**** Record excerpts

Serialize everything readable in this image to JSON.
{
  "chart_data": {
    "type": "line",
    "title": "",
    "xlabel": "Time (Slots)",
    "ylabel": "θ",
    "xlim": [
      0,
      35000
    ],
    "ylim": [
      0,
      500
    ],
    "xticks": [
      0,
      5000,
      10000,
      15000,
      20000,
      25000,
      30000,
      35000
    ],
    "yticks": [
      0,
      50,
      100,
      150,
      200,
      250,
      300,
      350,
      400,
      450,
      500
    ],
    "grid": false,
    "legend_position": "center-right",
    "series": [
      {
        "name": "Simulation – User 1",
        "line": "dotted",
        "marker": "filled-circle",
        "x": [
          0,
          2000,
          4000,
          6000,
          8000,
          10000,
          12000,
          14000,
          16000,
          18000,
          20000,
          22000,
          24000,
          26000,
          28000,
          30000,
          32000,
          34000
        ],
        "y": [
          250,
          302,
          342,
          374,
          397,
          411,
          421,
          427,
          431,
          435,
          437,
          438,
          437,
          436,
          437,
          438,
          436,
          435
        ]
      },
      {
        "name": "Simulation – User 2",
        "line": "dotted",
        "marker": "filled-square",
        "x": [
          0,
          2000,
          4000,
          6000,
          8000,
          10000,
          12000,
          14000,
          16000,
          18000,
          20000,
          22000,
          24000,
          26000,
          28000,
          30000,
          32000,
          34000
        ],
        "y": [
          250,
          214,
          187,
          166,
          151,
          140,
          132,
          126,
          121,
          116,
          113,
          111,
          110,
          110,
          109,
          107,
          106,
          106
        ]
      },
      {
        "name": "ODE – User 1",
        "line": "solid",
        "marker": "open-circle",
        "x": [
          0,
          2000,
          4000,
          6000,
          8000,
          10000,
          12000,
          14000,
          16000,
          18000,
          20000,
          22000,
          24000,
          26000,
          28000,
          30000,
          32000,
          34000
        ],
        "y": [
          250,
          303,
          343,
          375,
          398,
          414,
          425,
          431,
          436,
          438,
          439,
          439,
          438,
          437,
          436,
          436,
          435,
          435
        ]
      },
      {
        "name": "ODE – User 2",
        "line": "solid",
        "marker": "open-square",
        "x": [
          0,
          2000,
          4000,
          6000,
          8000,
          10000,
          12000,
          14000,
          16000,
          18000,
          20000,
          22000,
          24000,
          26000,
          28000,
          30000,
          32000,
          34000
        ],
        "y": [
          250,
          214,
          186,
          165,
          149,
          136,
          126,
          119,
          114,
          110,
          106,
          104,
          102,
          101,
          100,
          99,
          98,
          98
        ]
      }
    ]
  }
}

********
**** Record excerpts

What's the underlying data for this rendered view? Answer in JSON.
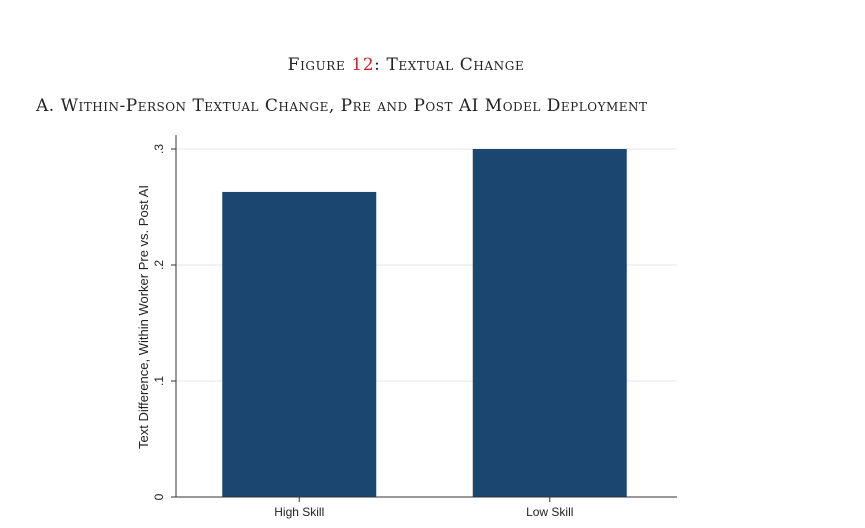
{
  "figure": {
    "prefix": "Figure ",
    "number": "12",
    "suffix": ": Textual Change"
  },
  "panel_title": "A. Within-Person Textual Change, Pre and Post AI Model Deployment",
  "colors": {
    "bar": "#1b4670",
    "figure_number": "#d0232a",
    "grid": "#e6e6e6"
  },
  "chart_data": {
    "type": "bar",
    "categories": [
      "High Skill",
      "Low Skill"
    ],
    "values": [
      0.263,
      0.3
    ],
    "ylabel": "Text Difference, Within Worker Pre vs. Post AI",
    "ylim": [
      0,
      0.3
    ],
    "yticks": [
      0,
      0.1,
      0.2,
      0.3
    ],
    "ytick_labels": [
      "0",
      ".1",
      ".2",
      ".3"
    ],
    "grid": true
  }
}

********

Exercise — Copy all lines from the material that contain "ylabel".

Task output —
    "ylabel": "θ",
    "ylabel": "Text Difference, Within Worker Pre vs. Post AI",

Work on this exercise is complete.